PROBLEM REQUIREMENTS – Pick every line with "неяркого" from the material below.

──────── SUPPLIED ENTRIES ────────

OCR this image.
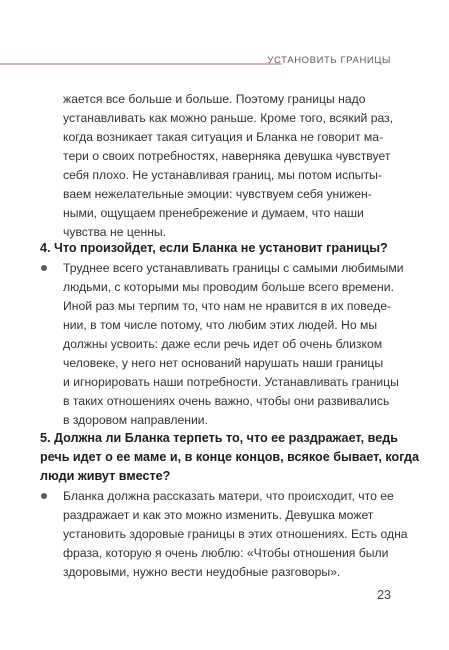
УСТАНОВИТЬ ГРАНИЦЫ
жается все больше и больше. Поэтому границы надо
устанавливать как можно раньше. Кроме того, всякий раз,
когда возникает такая ситуация и Бланка не говорит ма-
тери о своих потребностях, наверняка девушка чувствует
себя плохо. Не устанавливая границ, мы потом испыты-
ваем нежелательные эмоции: чувствуем себя унижен-
ными, ощущаем пренебрежение и думаем, что наши
чувства не ценны.
4. Что произойдет, если Бланка не установит границы?
Труднее всего устанавливать границы с самыми любимыми
людьми, с которыми мы проводим больше всего времени.
Иной раз мы терпим то, что нам не нравится в их поведе-
нии, в том числе потому, что любим этих людей. Но мы
должны усвоить: даже если речь идет об очень близком
человеке, у него нет оснований нарушать наши границы
и игнорировать наши потребности. Устанавливать границы
в таких отношениях очень важно, чтобы они развивались
в здоровом направлении.
5. Должна ли Бланка терпеть то, что ее раздражает, ведь
речь идет о ее маме и, в конце концов, всякое бывает, когда
люди живут вместе?
Бланка должна рассказать матери, что происходит, что ее
раздражает и как это можно изменить. Девушка может
установить здоровые границы в этих отношениях. Есть одна
фраза, которую я очень люблю: «Чтобы отношения были
здоровыми, нужно вести неудобные разговоры».
23
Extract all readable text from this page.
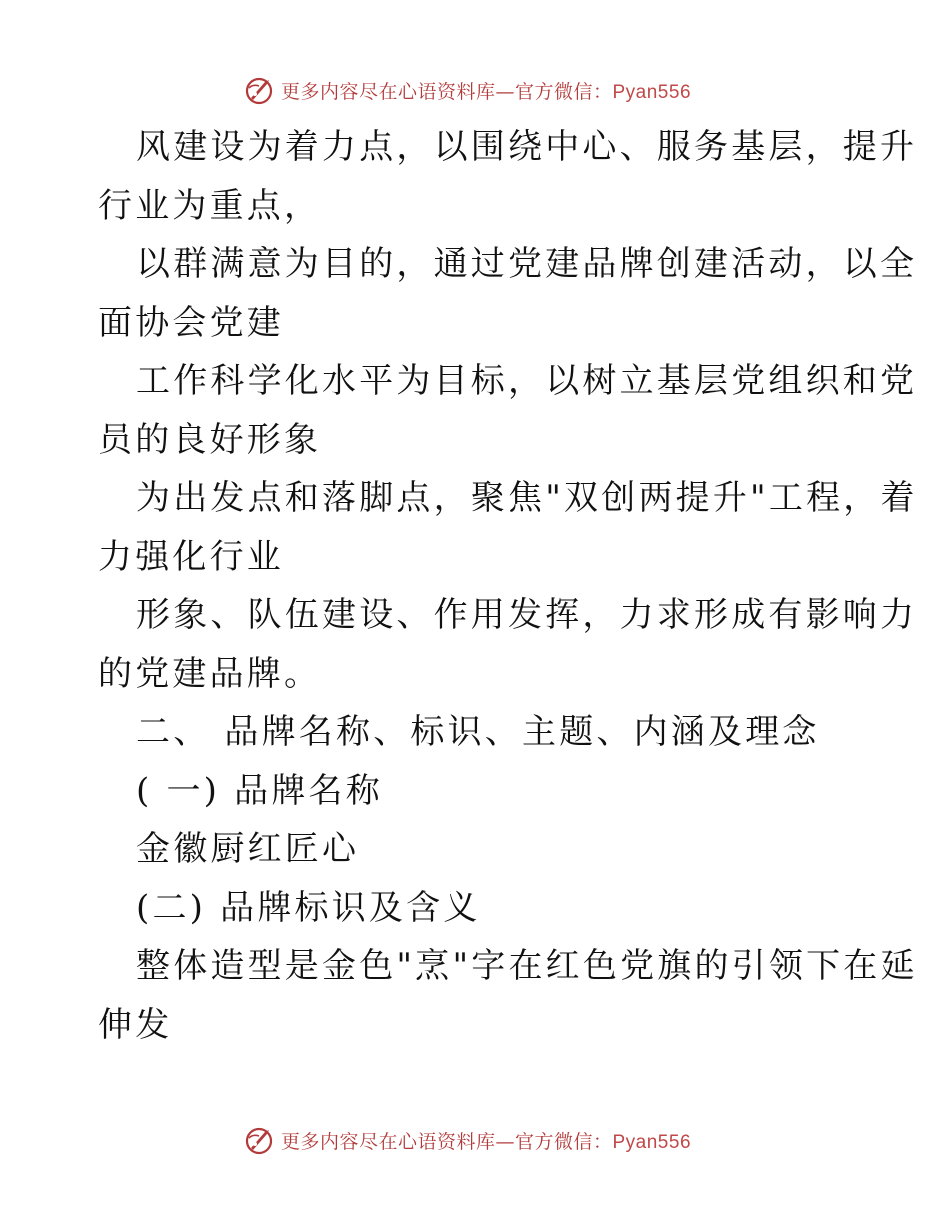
更多内容尽在心语资料库—官方微信：Pyan556
风建设为着力点，以围绕中心、服务基层，提升
行业为重点，
以群满意为目的，通过党建品牌创建活动，以全
面协会党建
工作科学化水平为目标，以树立基层党组织和党
员的良好形象
为出发点和落脚点，聚焦"双创两提升"工程，着
力强化行业
形象、队伍建设、作用发挥，力求形成有影响力
的党建品牌。
二、 品牌名称、标识、主题、内涵及理念
( 一) 品牌名称
金徽厨红匠心
(二) 品牌标识及含义
整体造型是金色"烹"字在红色党旗的引领下在延
伸发
更多内容尽在心语资料库—官方微信：Pyan556
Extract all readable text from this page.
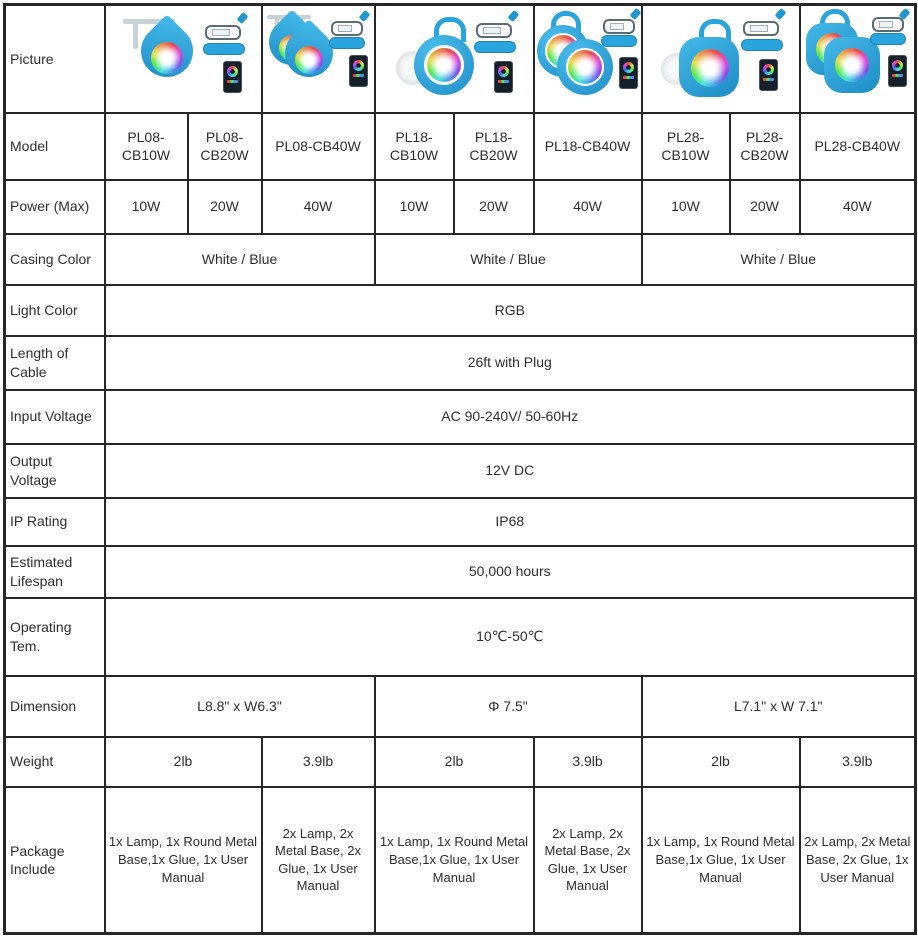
Picture				

Model	PL08-CB10W	PL08-CB20W	PL08-CB40W	PL18-CB10W	PL18-CB20W	PL18-CB40W	PL28-CB10W	PL28-CB20W	PL28-CB40W
Power (Max)	10W	20W	40W	10W	20W	40W	10W	20W	40W
Casing Color	White / Blue			White / Blue			White / Blue		
Light Color	RGB								
Length of Cable	26ft with Plug								
Input Voltage	AC 90-240V/ 50-60Hz								
Output Voltage	12V DC								
IP Rating	IP68								
Estimated Lifespan	50,000 hours								
Operating Tem.	10℃-50℃								
Dimension	L8.8" x W6.3"			Φ 7.5"			L7.1" x W 7.1"		
Weight	2lb		3.9lb	2lb		3.9lb	2lb		3.9lb
Package Include	1x Lamp, 1x Round Metal Base,1x Glue, 1x User Manual		2x Lamp, 2x Metal Base, 2x Glue, 1x User Manual	1x Lamp, 1x Round Metal Base,1x Glue, 1x User Manual		2x Lamp, 2x Metal Base, 2x Glue, 1x User Manual	1x Lamp, 1x Round Metal Base,1x Glue, 1x User Manual		2x Lamp, 2x Metal Base, 2x Glue, 1x User Manual
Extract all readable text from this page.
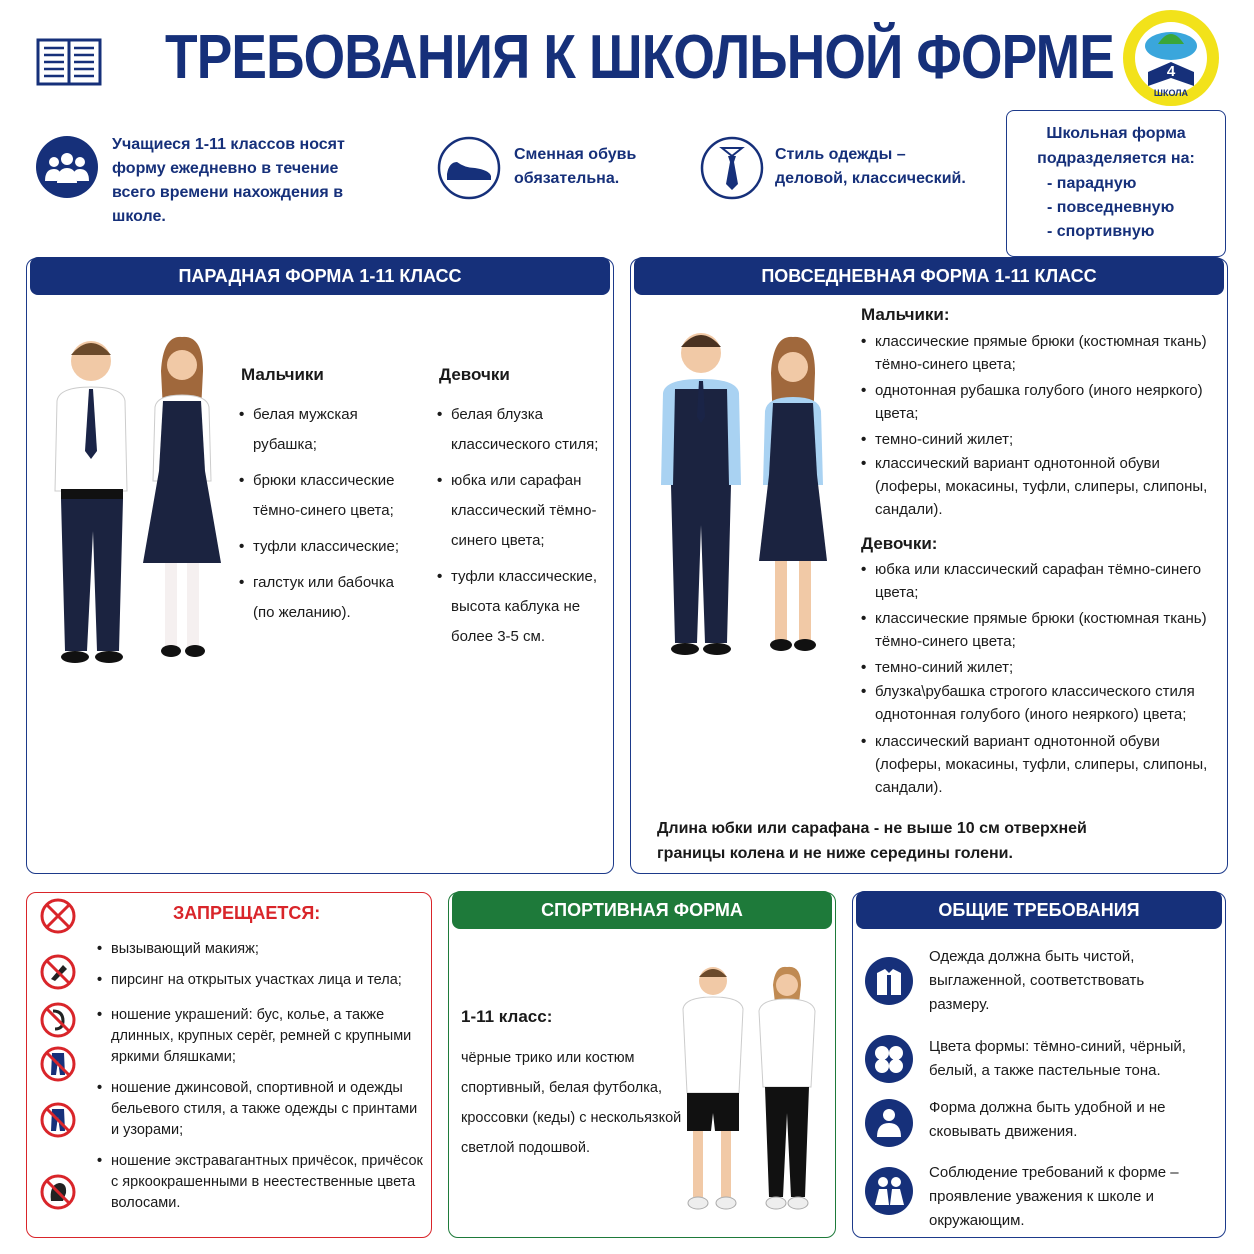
ТРЕБОВАНИЯ К ШКОЛЬНОЙ ФОРМЕ	4
ШКОЛА
Учащиеся 1-11 классов носят форму ежедневно в течение всего времени нахождения в школе.
Сменная обувь обязательна.
Стиль одежды – деловой, классический.
Школьная форма подразделяется на:
- парадную
- повседневную
- спортивную
ПАРАДНАЯ ФОРМА 1-11 КЛАСС
Мальчики
• белая мужская рубашка;
• брюки классические тёмно-синего цвета;
• туфли классические;
• галстук или бабочка (по желанию).
Девочки
• белая блузка классического стиля;
• юбка или сарафан классический тёмно-синего цвета;
• туфли классические, высота каблука не более 3-5 см.
ПОВСЕДНЕВНАЯ ФОРМА 1-11 КЛАСС
Мальчики:
• классические прямые брюки (костюмная ткань) тёмно-синего цвета;
• однотонная рубашка голубого (иного неяркого) цвета;
• темно-синий жилет;
• классический вариант однотонной обуви (лоферы, мокасины, туфли, слиперы, слипоны, сандали).
Девочки:
• юбка или классический сарафан тёмно-синего цвета;
• классические прямые брюки (костюмная ткань) тёмно-синего цвета;
• темно-синий жилет;
• блузка\рубашка строгого классического стиля однотонная голубого (иного неяркого) цвета;
• классический вариант однотонной обуви (лоферы, мокасины, туфли, слиперы, слипоны, сандали).
Длина юбки или сарафана - не выше 10 см отверхней границы колена и не ниже середины голени.
ЗАПРЕЩАЕТСЯ:
• вызывающий макияж;
• пирсинг на открытых участках лица и тела;
• ношение украшений: бус, колье, а также длинных, крупных серёг, ремней с крупными яркими бляшками;
• ношение джинсовой, спортивной и одежды бельевого стиля, а также одежды с принтами и узорами;
• ношение экстравагантных причёсок, причёсок с яркоокрашенными в неестественные цвета волосами.
СПОРТИВНАЯ ФОРМА
1-11 класс:
чёрные трико или костюм спортивный, белая футболка, кроссовки (кеды) с нескольязкой светлой подошвой.
ОБЩИЕ ТРЕБОВАНИЯ
Одежда должна быть чистой, выглаженной, соответствовать размеру.
Цвета формы: тёмно-синий, чёрный, белый, а также пастельные тона.
Форма должна быть удобной и не сковывать движения.
Соблюдение требований к форме – проявление уважения к школе и окружающим.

────────

TASK SOLUTION –
• однотонная рубашка голубого (иного неяркого) цвета;
• блузка\рубашка строгого классического стиля однотонная голубого (иного неяркого) цвета;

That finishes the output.